Copy every line of the records below where the word "pedagógico" occurs.

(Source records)

%%

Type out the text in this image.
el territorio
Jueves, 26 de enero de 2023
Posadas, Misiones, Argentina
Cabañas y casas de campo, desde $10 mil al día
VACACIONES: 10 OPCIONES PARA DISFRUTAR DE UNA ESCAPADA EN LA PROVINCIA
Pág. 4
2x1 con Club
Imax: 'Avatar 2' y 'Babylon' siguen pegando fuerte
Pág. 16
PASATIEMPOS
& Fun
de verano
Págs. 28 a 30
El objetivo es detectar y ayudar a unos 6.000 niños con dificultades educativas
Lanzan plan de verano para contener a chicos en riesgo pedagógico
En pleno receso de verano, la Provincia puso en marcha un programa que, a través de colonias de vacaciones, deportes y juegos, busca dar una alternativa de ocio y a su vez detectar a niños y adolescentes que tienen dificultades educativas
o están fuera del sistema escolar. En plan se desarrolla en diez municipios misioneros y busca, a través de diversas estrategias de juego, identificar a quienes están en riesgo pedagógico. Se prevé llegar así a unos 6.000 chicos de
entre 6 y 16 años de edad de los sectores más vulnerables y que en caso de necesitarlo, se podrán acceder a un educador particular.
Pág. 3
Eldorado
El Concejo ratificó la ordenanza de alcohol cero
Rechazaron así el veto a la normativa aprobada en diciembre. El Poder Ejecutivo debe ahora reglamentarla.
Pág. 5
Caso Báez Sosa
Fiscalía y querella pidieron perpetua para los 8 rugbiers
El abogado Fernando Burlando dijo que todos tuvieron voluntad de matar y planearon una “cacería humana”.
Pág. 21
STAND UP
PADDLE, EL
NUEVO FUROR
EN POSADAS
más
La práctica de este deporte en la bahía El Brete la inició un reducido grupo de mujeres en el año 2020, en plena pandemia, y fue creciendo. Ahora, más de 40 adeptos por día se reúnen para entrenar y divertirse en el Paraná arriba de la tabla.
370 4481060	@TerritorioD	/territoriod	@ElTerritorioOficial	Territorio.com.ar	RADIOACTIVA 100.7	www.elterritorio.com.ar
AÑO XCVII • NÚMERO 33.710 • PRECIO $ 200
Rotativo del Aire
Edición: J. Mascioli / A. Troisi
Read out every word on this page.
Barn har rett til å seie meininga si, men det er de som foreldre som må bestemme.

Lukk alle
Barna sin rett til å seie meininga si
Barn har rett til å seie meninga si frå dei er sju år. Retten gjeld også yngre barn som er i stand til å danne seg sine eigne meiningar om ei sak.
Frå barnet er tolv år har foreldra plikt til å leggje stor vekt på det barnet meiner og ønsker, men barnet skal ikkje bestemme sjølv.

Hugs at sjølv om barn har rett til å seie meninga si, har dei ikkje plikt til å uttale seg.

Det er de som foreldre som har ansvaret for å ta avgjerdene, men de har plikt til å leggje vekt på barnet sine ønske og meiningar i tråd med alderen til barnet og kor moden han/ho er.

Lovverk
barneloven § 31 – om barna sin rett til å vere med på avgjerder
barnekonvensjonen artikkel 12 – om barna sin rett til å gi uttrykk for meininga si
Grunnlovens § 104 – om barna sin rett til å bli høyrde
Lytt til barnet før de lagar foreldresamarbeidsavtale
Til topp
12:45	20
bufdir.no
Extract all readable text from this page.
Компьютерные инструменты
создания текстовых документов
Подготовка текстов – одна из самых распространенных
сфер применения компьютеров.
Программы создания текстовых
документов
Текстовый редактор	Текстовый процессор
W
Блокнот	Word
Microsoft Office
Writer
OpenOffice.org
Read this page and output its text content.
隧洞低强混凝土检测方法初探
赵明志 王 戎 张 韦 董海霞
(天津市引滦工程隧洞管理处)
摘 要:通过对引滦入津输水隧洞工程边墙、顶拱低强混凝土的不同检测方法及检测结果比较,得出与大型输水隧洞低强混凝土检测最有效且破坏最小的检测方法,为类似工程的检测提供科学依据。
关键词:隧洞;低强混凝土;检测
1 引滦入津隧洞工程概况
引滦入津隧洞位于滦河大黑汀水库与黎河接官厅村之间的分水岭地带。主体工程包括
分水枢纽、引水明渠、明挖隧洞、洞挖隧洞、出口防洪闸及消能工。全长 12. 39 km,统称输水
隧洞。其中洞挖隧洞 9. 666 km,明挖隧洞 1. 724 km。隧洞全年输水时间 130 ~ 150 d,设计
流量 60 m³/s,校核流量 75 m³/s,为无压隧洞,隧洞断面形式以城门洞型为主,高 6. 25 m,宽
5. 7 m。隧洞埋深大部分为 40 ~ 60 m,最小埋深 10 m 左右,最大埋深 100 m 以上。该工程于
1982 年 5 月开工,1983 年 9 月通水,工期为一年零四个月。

%%

> _TASK RESPONSE_
Lanzan plan de verano para contener a chicos en riesgo pedagógico
o están fuera del sistema escolar. En plan se desarrolla en diez municipios misioneros y busca, a través de diversas estrategias de juego, identificar a quienes están en riesgo pedagógico. Se prevé llegar así a unos 6.000 chicos de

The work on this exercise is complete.